▶ The task
Answer with the number of lines in the listing below that contain the word "объекта", and nothing else.

▶ Provided records
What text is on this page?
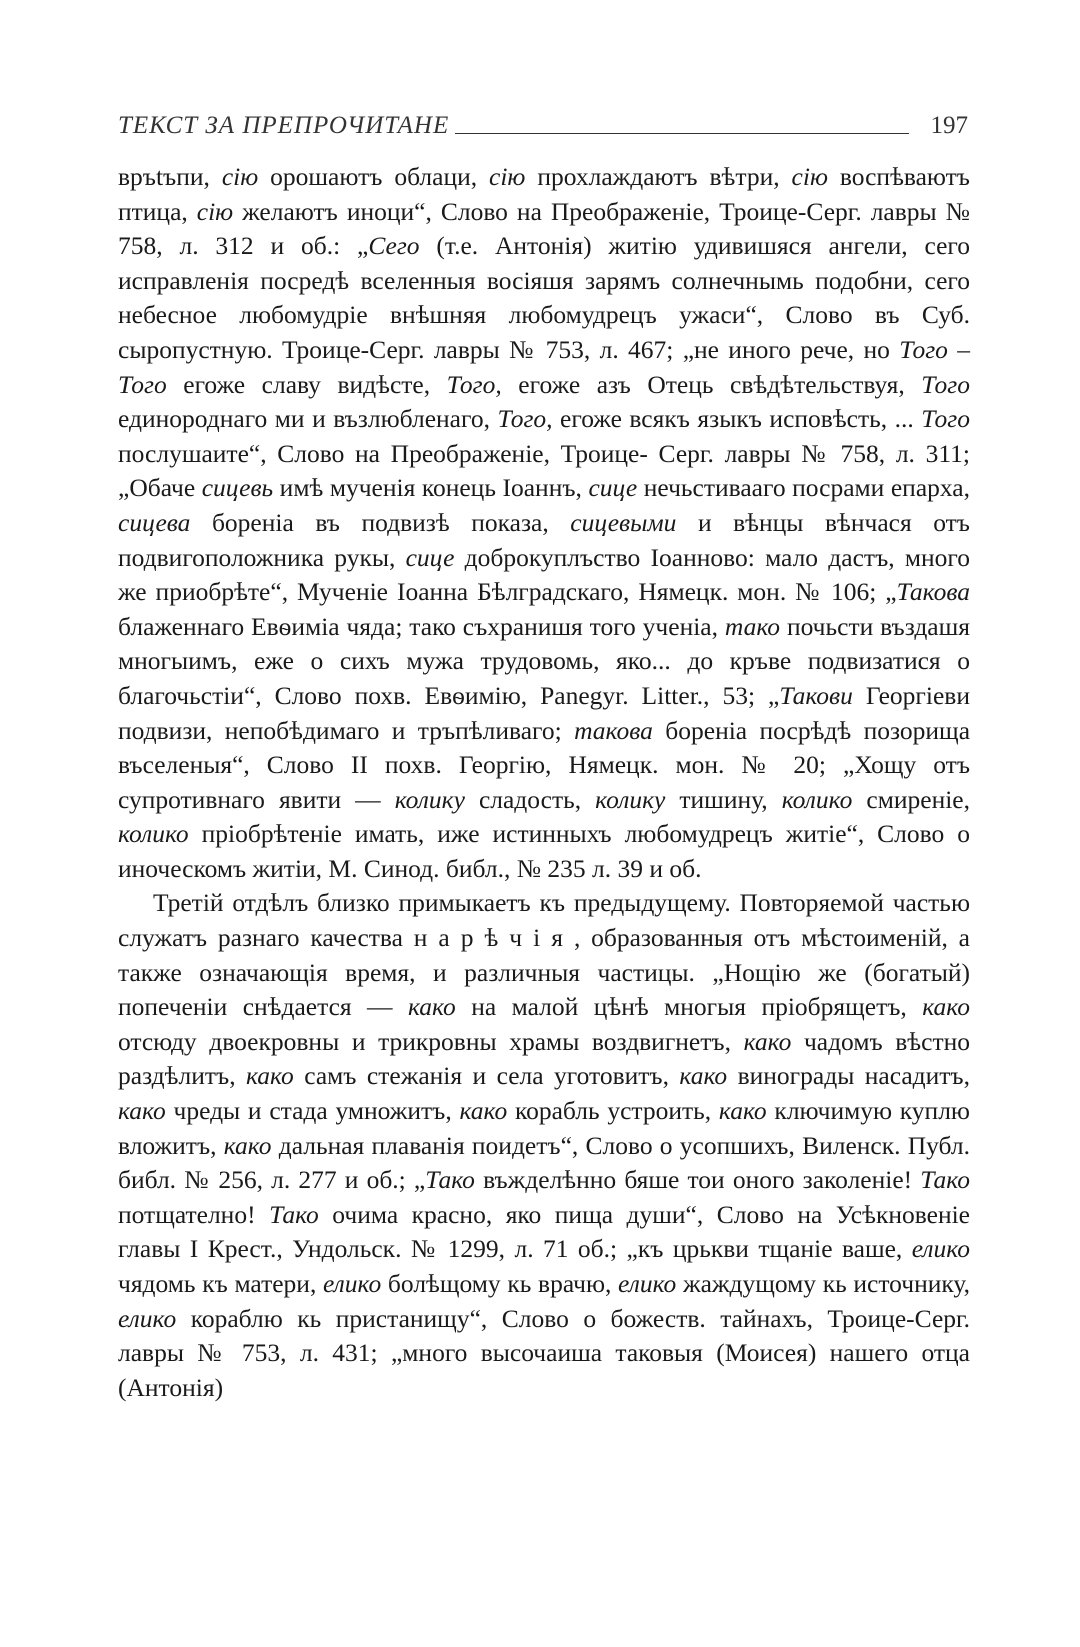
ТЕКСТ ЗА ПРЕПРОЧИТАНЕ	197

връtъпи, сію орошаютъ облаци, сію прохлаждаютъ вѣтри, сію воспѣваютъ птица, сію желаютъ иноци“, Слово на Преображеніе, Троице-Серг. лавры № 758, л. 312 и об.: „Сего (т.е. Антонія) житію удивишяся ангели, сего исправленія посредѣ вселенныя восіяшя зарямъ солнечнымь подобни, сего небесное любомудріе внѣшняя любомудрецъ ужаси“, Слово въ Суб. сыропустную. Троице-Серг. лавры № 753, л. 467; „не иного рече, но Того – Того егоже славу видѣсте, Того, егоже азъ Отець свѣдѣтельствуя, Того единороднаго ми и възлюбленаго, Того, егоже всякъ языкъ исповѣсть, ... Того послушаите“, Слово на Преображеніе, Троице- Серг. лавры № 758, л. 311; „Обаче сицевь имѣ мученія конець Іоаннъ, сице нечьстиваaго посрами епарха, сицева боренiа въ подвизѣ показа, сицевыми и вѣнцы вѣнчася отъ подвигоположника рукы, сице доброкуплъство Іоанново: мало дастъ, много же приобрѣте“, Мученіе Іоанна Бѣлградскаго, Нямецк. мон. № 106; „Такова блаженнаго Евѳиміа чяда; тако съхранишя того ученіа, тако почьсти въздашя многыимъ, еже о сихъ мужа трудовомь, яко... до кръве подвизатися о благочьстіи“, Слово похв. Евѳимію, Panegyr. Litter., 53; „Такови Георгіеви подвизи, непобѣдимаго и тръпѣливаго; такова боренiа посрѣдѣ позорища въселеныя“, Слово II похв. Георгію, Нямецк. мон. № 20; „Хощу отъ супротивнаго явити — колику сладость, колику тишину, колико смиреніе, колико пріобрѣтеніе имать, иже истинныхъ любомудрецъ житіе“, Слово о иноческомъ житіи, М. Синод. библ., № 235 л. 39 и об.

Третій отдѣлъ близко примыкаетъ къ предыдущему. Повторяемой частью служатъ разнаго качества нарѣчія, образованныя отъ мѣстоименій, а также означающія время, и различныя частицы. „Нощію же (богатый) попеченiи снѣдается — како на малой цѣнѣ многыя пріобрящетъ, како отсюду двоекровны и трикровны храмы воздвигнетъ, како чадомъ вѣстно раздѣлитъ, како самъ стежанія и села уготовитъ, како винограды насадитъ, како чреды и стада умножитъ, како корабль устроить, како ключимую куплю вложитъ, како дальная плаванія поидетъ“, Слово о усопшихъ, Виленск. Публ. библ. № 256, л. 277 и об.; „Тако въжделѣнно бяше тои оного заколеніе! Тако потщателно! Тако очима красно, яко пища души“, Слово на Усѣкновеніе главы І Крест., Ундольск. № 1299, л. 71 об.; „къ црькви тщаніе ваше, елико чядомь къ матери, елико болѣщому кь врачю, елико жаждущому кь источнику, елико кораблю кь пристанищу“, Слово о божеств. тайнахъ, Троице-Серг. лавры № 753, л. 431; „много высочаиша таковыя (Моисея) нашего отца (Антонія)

...

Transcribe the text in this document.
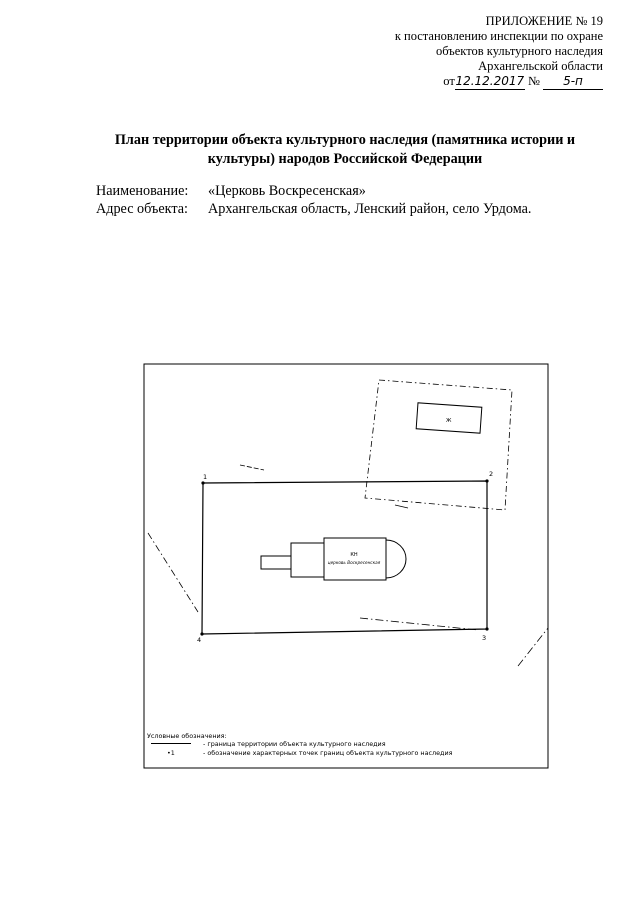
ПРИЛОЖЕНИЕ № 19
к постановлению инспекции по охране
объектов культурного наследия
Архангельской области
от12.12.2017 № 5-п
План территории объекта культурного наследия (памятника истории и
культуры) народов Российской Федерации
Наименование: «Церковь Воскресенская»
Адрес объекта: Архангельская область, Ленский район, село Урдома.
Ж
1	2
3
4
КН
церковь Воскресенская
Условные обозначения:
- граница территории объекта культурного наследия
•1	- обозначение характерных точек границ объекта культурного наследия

▶ Result of the exercise
4